**Problem:**
Copy each line holding the string "year".

**Recorded data:**
-- -- --

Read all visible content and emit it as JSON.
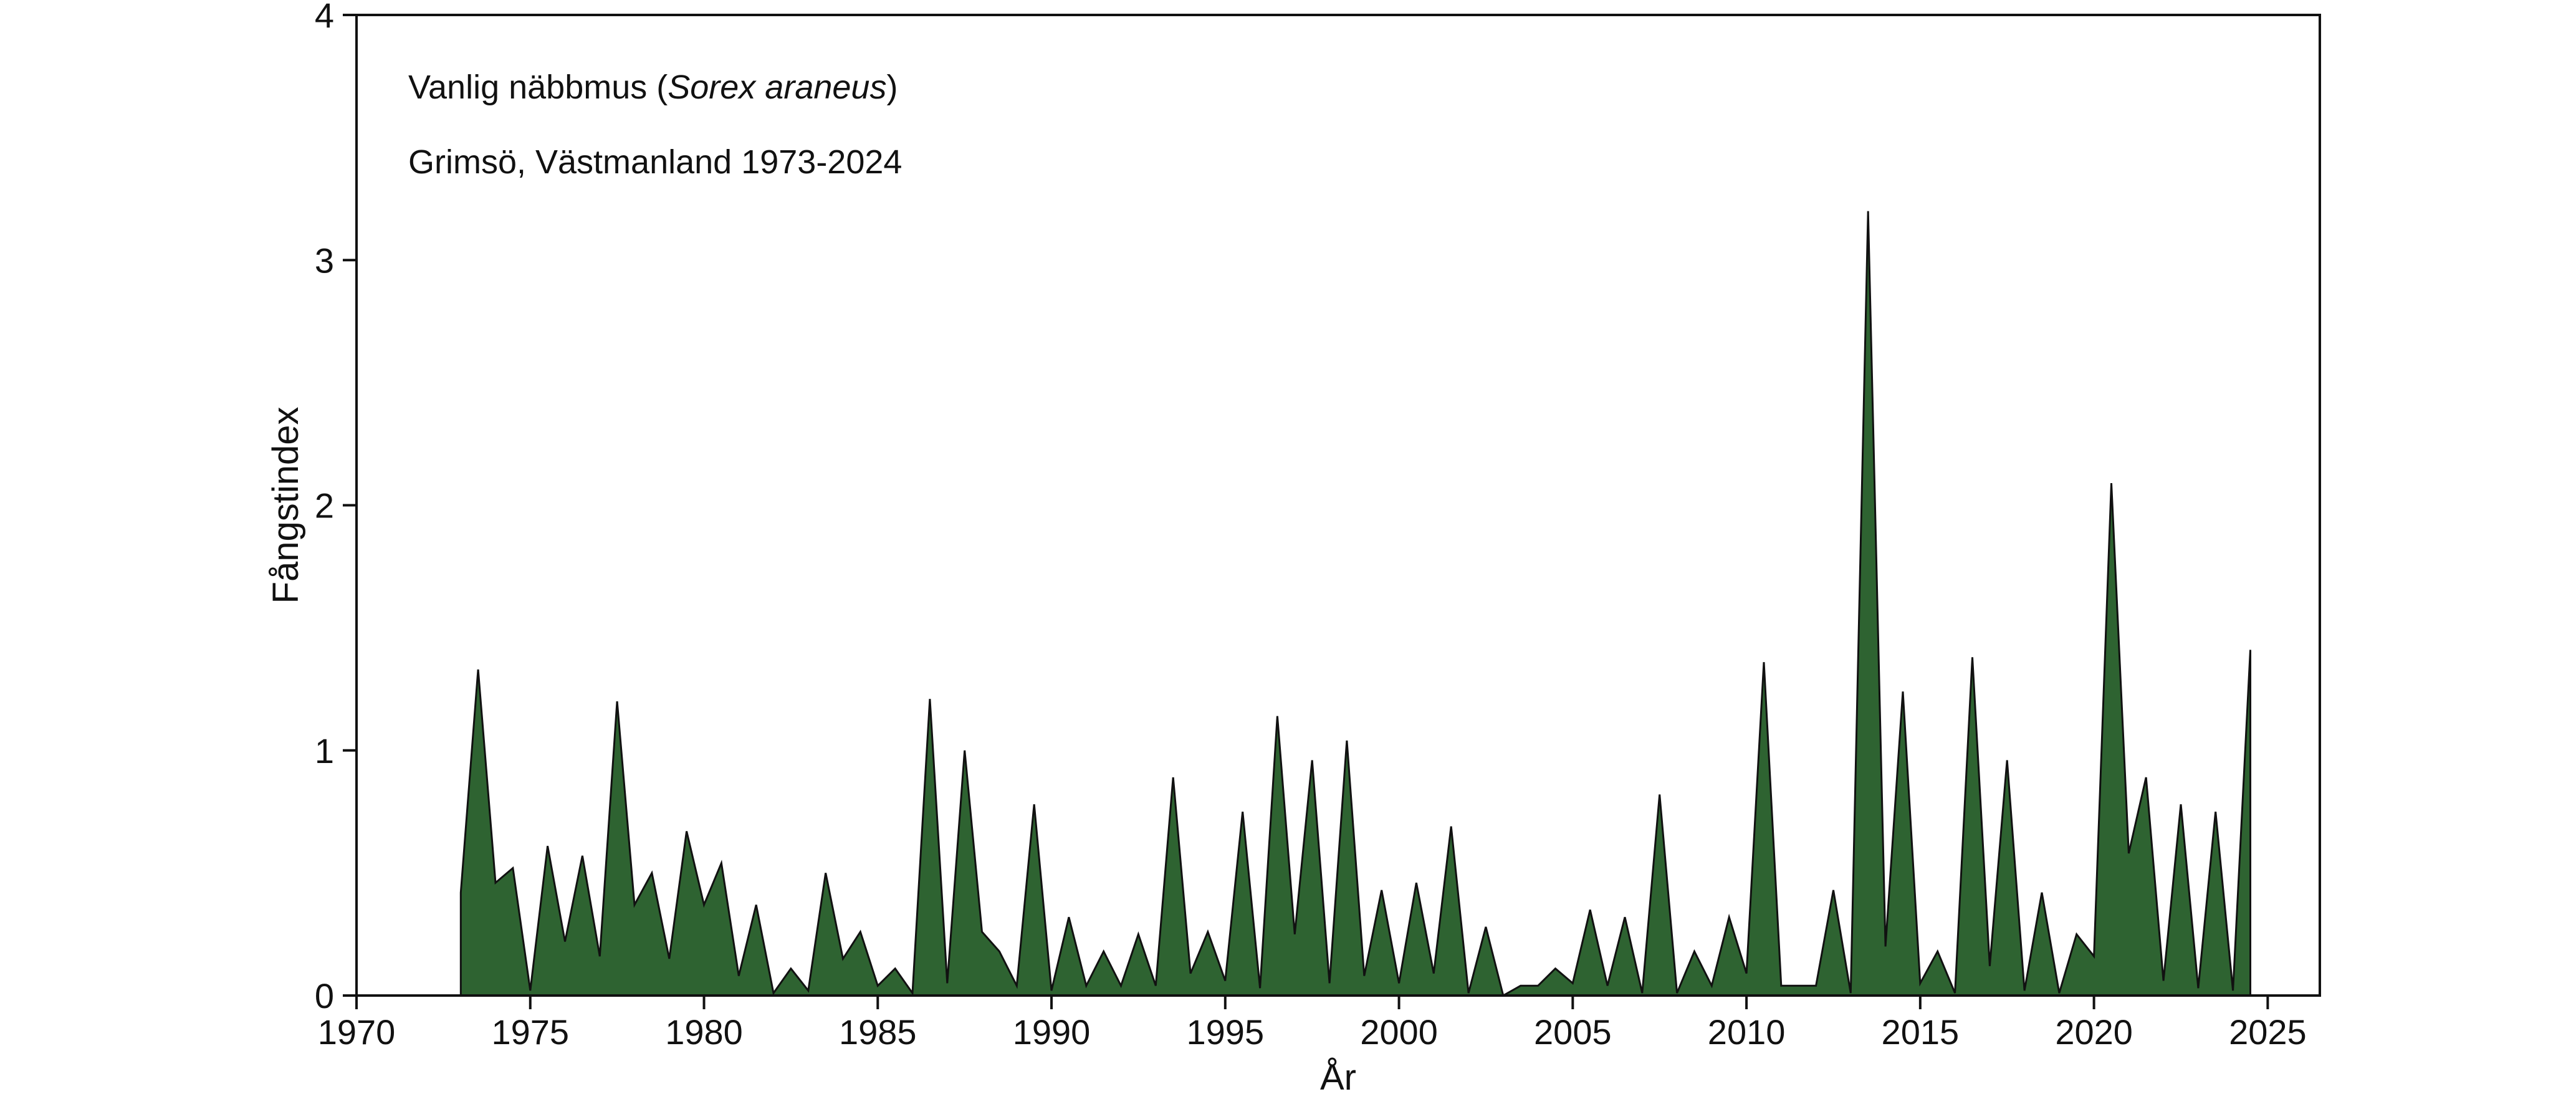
{
  "chart_data": {
    "type": "area",
    "title_line1_prefix": "Vanlig näbbmus (",
    "title_line1_species": "Sorex araneus",
    "title_line1_suffix": ")",
    "title_line2": "Grimsö, Västmanland 1973-2024",
    "xlabel": "År",
    "ylabel": "Fångstindex",
    "xlim": [
      1970,
      2026.5
    ],
    "ylim": [
      0,
      4
    ],
    "x_ticks": [
      1970,
      1975,
      1980,
      1985,
      1990,
      1995,
      2000,
      2005,
      2010,
      2015,
      2020,
      2025
    ],
    "y_ticks": [
      0,
      1,
      2,
      3,
      4
    ],
    "fill_color": "#2e6331",
    "line_color": "#111111",
    "x": [
      1973.0,
      1973.5,
      1974.0,
      1974.5,
      1975.0,
      1975.5,
      1976.0,
      1976.5,
      1977.0,
      1977.5,
      1978.0,
      1978.5,
      1979.0,
      1979.5,
      1980.0,
      1980.5,
      1981.0,
      1981.5,
      1982.0,
      1982.5,
      1983.0,
      1983.5,
      1984.0,
      1984.5,
      1985.0,
      1985.5,
      1986.0,
      1986.5,
      1987.0,
      1987.5,
      1988.0,
      1988.5,
      1989.0,
      1989.5,
      1990.0,
      1990.5,
      1991.0,
      1991.5,
      1992.0,
      1992.5,
      1993.0,
      1993.5,
      1994.0,
      1994.5,
      1995.0,
      1995.5,
      1996.0,
      1996.5,
      1997.0,
      1997.5,
      1998.0,
      1998.5,
      1999.0,
      1999.5,
      2000.0,
      2000.5,
      2001.0,
      2001.5,
      2002.0,
      2002.5,
      2003.0,
      2003.5,
      2004.0,
      2004.5,
      2005.0,
      2005.5,
      2006.0,
      2006.5,
      2007.0,
      2007.5,
      2008.0,
      2008.5,
      2009.0,
      2009.5,
      2010.0,
      2010.5,
      2011.0,
      2011.5,
      2012.0,
      2012.5,
      2013.0,
      2013.5,
      2014.0,
      2014.5,
      2015.0,
      2015.5,
      2016.0,
      2016.5,
      2017.0,
      2017.5,
      2018.0,
      2018.5,
      2019.0,
      2019.5,
      2020.0,
      2020.5,
      2021.0,
      2021.5,
      2022.0,
      2022.5,
      2023.0,
      2023.5,
      2024.0,
      2024.5
    ],
    "values": [
      0.42,
      1.33,
      0.46,
      0.52,
      0.02,
      0.61,
      0.22,
      0.57,
      0.16,
      1.2,
      0.37,
      0.5,
      0.15,
      0.67,
      0.37,
      0.54,
      0.08,
      0.37,
      0.01,
      0.11,
      0.02,
      0.5,
      0.15,
      0.26,
      0.04,
      0.11,
      0.01,
      1.21,
      0.05,
      1.0,
      0.26,
      0.18,
      0.04,
      0.78,
      0.02,
      0.32,
      0.04,
      0.18,
      0.04,
      0.25,
      0.04,
      0.89,
      0.09,
      0.26,
      0.06,
      0.75,
      0.03,
      1.14,
      0.25,
      0.96,
      0.05,
      1.04,
      0.08,
      0.43,
      0.05,
      0.46,
      0.09,
      0.69,
      0.01,
      0.28,
      0.0,
      0.04,
      0.04,
      0.11,
      0.05,
      0.35,
      0.04,
      0.32,
      0.01,
      0.82,
      0.01,
      0.18,
      0.04,
      0.32,
      0.09,
      1.36,
      0.04,
      0.04,
      0.04,
      0.43,
      0.01,
      3.2,
      0.2,
      1.24,
      0.05,
      0.18,
      0.01,
      1.38,
      0.12,
      0.96,
      0.02,
      0.42,
      0.01,
      0.25,
      0.16,
      2.09,
      0.58,
      0.89,
      0.06,
      0.78,
      0.03,
      0.75,
      0.02,
      1.41
    ]
  }
}
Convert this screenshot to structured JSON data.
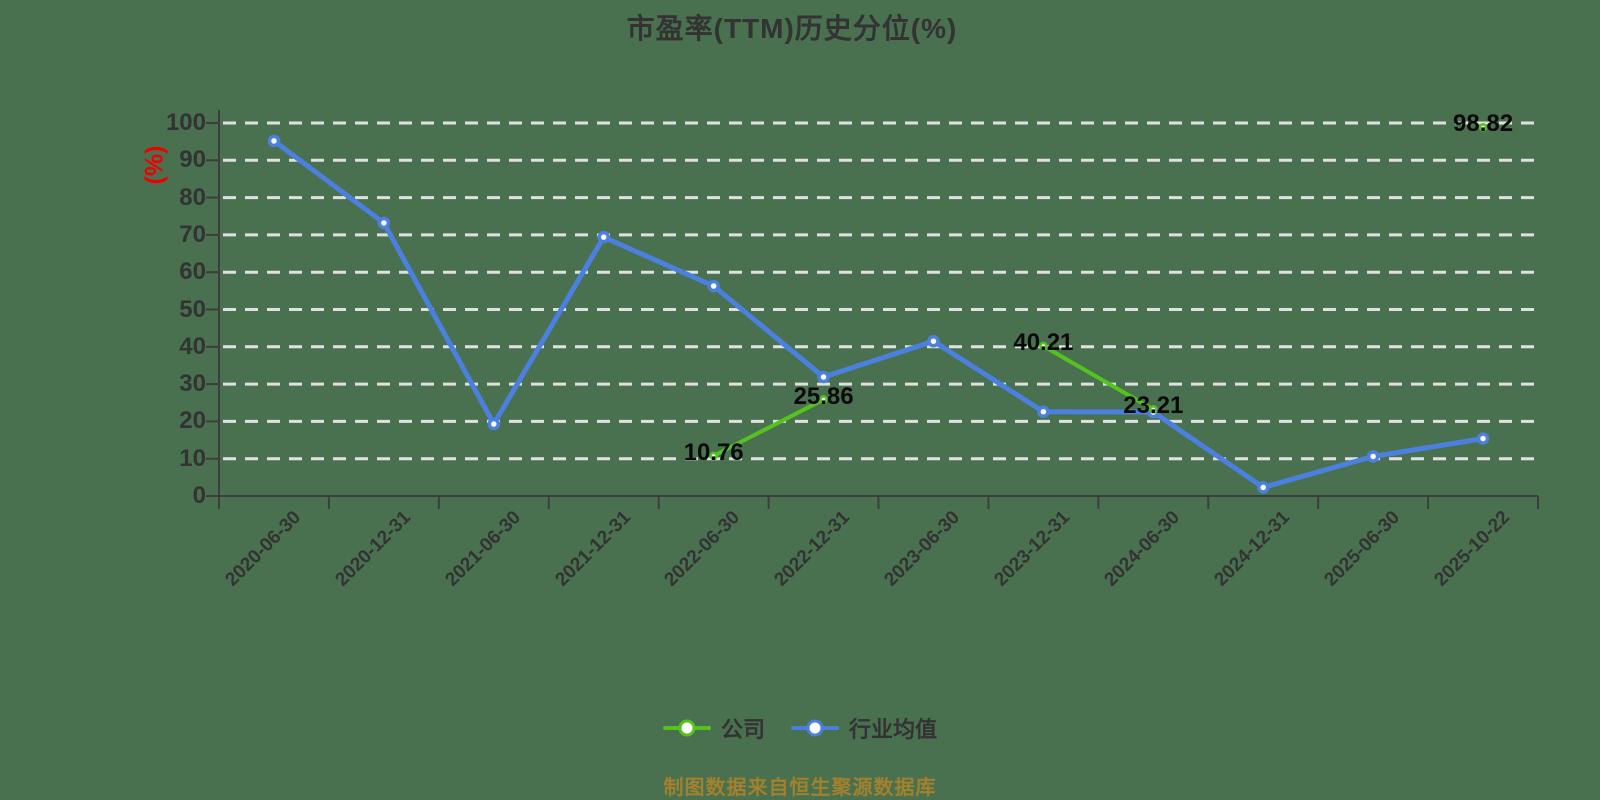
{
  "title": "市盈率(TTM)历史分位(%)",
  "y_axis_unit": "(%)",
  "footer_note": "制图数据来自恒生聚源数据库",
  "legend": {
    "items": [
      {
        "label": "公司",
        "color": "#55c31e"
      },
      {
        "label": "行业均值",
        "color": "#4b80e1"
      }
    ]
  },
  "colors": {
    "background": "#497150",
    "company": "#55c31e",
    "industry": "#4b80e1",
    "axis": "#3d3d3d",
    "text": "#333333",
    "gridline": "#e8e8e8",
    "unit_label": "#ee0000",
    "footer": "#a3802c",
    "data_label": "#0a0a0a"
  },
  "chart_data": {
    "type": "line",
    "title": "市盈率(TTM)历史分位(%)",
    "ylabel": "(%)",
    "ylim": [
      0,
      100
    ],
    "y_ticks": [
      0,
      10,
      20,
      30,
      40,
      50,
      60,
      70,
      80,
      90,
      100
    ],
    "grid": "horizontal-dashed-white",
    "legend_position": "bottom-center",
    "categories": [
      "2020-06-30",
      "2020-12-31",
      "2021-06-30",
      "2021-12-31",
      "2022-06-30",
      "2022-12-31",
      "2023-06-30",
      "2023-12-31",
      "2024-06-30",
      "2024-12-31",
      "2025-06-30",
      "2025-10-22"
    ],
    "series": [
      {
        "name": "公司",
        "color": "#55c31e",
        "show_labels": true,
        "values": [
          null,
          null,
          null,
          null,
          10.76,
          25.86,
          null,
          40.21,
          23.21,
          null,
          null,
          98.82
        ]
      },
      {
        "name": "行业均值",
        "color": "#4b80e1",
        "show_labels": false,
        "values": [
          95.2,
          73.2,
          19.3,
          69.4,
          56.3,
          31.9,
          41.5,
          22.6,
          22.5,
          2.3,
          10.6,
          15.4
        ]
      }
    ]
  }
}
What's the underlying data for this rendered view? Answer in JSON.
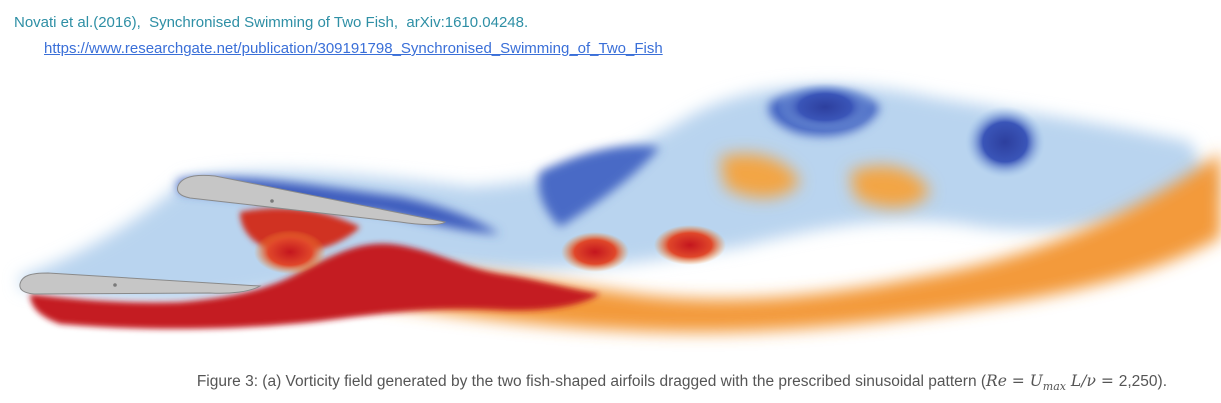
{
  "header": {
    "citation": "Novati et al.(2016),  Synchronised Swimming of Two Fish,  arXiv:1610.04248.",
    "link": "https://www.researchgate.net/publication/309191798_Synchronised_Swimming_of_Two_Fish"
  },
  "caption": {
    "text": "Figure 3: (a) Vorticity field generated by the two fish-shaped airfoils dragged with the prescribed sinusoidal pattern (",
    "math_re": "Re",
    "math_eq1": " = ",
    "math_u": "U",
    "math_sub": "max",
    "math_l": " L",
    "math_nu": "/ν",
    "math_eq2": " = ",
    "value": "2,250",
    "tail": ")."
  },
  "colors": {
    "negative_vorticity": "#3348a8",
    "positive_vorticity": "#c8202a",
    "orange_wake": "#f0862a",
    "airfoil": "#c8c8c8",
    "citation_text": "#2e8fa5",
    "link_text": "#3a6fd8"
  }
}
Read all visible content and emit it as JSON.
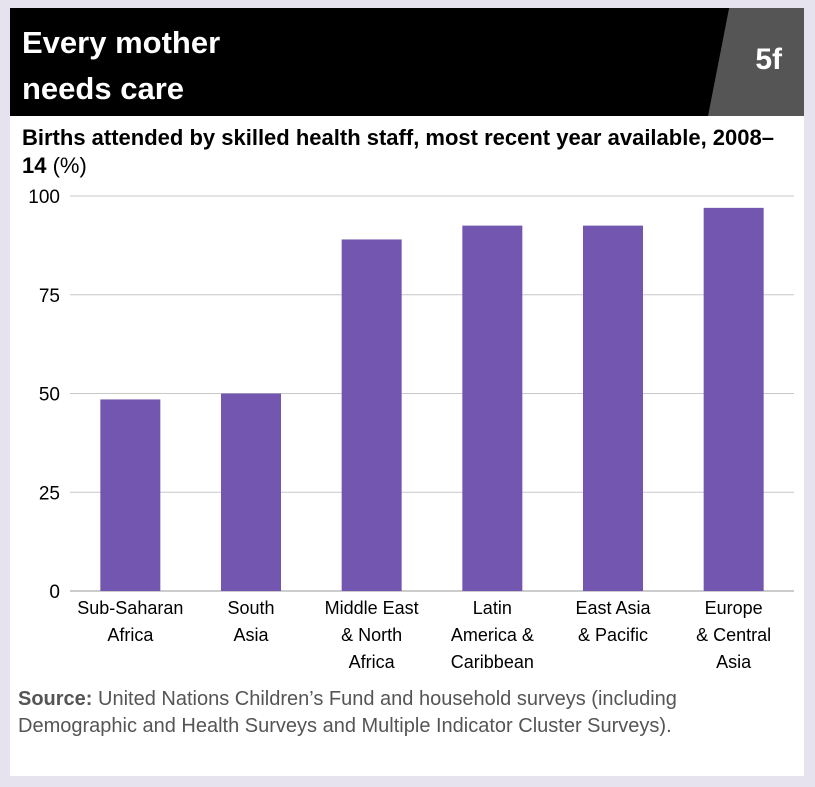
{
  "header": {
    "title_line1": "Every mother",
    "title_line2": "needs care",
    "badge": "5f"
  },
  "chart_title": {
    "bold": "Births attended by skilled health staff, most recent year available, 2008–14",
    "unit": "(%)"
  },
  "source": {
    "label": "Source:",
    "text": "United Nations Children’s Fund and household surveys (including Demographic and Health Surveys and Multiple Indicator Cluster Surveys)."
  },
  "colors": {
    "bar": "#7356b0",
    "grid": "#c8c8c8",
    "header_bg": "#000000",
    "badge_bg": "#555555"
  },
  "chart_data": {
    "type": "bar",
    "title": "Births attended by skilled health staff, most recent year available, 2008–14 (%)",
    "xlabel": "",
    "ylabel": "",
    "ylim": [
      0,
      100
    ],
    "yticks": [
      0,
      25,
      50,
      75,
      100
    ],
    "grid": true,
    "categories": [
      [
        "Sub-Saharan",
        "Africa"
      ],
      [
        "South",
        "Asia"
      ],
      [
        "Middle East",
        "& North",
        "Africa"
      ],
      [
        "Latin",
        "America &",
        "Caribbean"
      ],
      [
        "East Asia",
        "& Pacific"
      ],
      [
        "Europe",
        "& Central",
        "Asia"
      ]
    ],
    "values": [
      48.5,
      50,
      89,
      92.5,
      92.5,
      97
    ]
  }
}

-- -- --

**Reply to the exercise:**
    "bold": "Births attended by skilled health staff, most recent year available, 2008–14",
    "title": "Births attended by skilled health staff, most recent year available, 2008–14 (%)",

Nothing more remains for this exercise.